■ Data provided
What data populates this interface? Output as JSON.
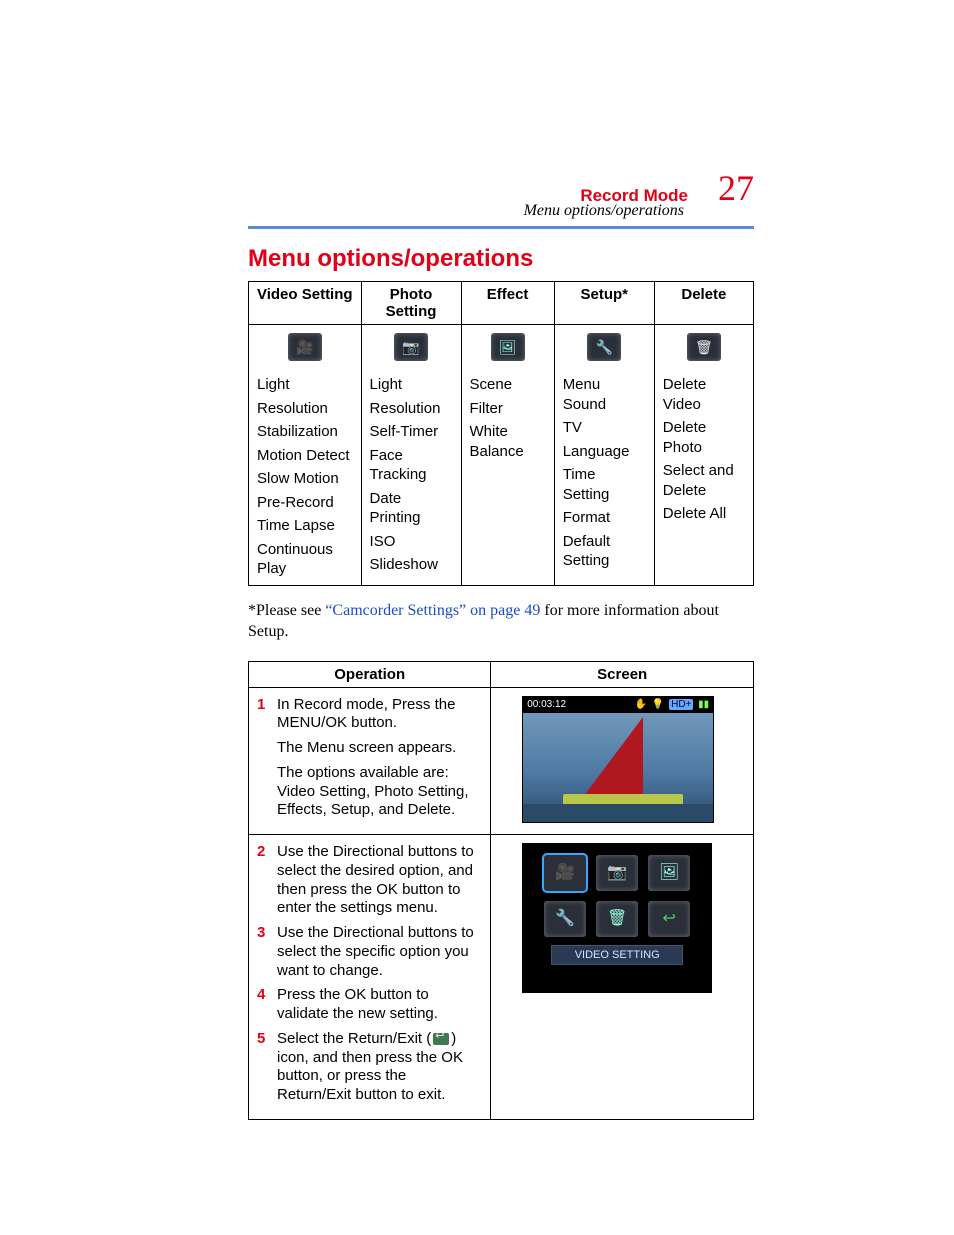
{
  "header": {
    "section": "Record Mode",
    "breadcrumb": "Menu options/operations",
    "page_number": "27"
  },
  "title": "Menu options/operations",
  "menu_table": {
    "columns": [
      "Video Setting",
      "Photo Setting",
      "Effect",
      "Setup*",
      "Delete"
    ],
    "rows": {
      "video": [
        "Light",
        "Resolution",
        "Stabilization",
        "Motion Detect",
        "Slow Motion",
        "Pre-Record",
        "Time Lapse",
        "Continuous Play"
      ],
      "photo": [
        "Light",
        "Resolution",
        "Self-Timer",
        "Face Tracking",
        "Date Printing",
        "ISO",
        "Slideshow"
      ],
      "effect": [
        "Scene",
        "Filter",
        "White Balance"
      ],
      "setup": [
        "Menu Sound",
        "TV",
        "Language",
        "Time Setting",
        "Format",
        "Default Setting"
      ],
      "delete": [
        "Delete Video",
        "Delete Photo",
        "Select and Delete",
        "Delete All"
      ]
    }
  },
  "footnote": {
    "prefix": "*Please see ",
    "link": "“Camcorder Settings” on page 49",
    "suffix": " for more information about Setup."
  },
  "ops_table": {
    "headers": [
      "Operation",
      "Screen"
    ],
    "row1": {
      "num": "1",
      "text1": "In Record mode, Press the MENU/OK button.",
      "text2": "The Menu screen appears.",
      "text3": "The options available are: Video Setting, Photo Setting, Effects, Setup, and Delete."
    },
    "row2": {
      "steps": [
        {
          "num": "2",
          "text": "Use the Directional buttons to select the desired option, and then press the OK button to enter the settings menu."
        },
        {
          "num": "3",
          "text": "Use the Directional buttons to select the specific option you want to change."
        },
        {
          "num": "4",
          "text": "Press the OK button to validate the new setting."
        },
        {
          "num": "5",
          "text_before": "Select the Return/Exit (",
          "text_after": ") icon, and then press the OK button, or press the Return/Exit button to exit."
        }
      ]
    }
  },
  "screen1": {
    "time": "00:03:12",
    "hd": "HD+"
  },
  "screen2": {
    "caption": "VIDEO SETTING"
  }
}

--

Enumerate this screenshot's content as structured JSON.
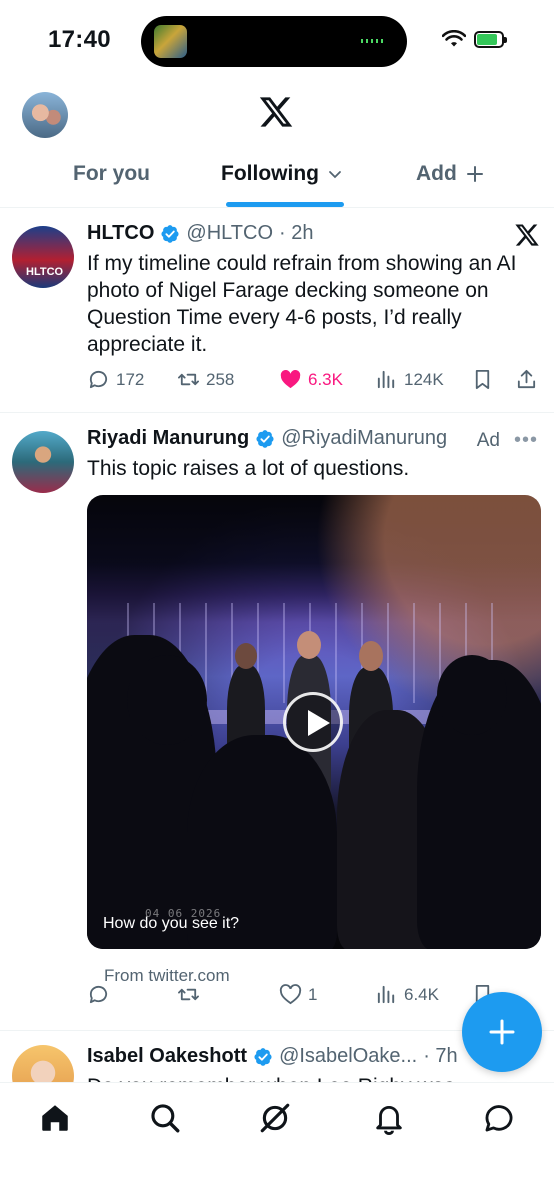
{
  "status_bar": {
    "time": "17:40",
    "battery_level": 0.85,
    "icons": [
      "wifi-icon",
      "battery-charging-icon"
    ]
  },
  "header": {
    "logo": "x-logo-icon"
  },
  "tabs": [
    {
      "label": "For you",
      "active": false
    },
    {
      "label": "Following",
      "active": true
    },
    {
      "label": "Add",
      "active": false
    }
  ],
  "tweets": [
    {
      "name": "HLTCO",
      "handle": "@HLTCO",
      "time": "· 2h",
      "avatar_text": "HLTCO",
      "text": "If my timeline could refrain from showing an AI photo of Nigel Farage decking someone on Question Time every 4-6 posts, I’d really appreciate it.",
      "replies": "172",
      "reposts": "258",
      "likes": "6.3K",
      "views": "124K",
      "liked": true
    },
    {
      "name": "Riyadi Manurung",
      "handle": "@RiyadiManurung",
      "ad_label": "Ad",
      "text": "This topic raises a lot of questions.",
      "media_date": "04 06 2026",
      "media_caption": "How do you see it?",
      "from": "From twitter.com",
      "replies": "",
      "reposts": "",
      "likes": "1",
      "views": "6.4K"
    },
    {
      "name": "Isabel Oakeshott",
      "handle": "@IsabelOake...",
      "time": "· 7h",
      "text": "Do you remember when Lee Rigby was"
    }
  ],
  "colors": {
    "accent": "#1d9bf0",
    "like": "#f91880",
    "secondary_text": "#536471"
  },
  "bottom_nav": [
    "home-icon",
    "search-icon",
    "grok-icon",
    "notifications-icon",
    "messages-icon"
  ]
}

--

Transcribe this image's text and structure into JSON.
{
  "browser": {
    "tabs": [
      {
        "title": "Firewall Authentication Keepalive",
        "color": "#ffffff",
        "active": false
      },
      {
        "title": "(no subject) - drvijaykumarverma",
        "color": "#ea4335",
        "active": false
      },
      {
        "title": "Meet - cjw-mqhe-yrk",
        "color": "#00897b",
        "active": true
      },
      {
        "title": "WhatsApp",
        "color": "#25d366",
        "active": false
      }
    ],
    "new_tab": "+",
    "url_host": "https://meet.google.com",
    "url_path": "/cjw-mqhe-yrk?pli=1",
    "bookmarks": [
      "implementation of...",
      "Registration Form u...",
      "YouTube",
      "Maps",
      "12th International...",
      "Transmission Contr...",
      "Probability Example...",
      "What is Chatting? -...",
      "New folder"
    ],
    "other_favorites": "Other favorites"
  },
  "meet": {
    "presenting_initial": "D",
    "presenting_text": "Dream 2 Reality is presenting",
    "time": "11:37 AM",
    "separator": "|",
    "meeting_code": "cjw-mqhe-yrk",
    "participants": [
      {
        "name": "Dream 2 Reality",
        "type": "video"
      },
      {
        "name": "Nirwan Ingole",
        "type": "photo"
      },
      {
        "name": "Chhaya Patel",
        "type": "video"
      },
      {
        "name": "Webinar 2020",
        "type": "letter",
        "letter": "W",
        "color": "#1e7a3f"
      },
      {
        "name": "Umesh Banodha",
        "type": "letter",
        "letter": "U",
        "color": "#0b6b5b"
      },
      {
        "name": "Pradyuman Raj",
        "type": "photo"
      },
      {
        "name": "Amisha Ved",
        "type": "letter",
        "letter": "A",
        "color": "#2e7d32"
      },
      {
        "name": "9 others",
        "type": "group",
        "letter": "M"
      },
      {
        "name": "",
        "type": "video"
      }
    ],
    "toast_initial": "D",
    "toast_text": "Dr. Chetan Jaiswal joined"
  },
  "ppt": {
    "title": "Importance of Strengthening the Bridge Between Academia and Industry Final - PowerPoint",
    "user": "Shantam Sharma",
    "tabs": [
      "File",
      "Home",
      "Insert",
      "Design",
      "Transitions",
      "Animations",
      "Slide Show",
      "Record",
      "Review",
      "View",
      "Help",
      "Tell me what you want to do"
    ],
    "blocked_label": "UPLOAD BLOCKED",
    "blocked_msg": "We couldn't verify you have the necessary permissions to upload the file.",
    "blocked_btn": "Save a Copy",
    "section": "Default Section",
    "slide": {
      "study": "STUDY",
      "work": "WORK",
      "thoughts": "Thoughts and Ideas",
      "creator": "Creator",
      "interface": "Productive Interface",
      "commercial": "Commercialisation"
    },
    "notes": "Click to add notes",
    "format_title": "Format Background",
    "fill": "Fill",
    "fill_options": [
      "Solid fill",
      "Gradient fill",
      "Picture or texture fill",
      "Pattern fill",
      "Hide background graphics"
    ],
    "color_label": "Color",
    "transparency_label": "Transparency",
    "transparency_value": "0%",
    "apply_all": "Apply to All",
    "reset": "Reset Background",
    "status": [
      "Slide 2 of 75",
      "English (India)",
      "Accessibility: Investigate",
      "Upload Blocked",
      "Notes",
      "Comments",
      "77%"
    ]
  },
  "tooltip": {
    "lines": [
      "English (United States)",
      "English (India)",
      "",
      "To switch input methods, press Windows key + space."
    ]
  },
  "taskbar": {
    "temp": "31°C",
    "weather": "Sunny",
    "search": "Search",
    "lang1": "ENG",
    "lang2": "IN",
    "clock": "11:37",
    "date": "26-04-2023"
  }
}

■ What is needed
Show, from the material above, each line that includes the string "JSON".

■ Full output
What data populates this interface? Output as JSON.
Enumerate this screenshot's content as structured JSON.
Transcribe this image's text and structure into JSON.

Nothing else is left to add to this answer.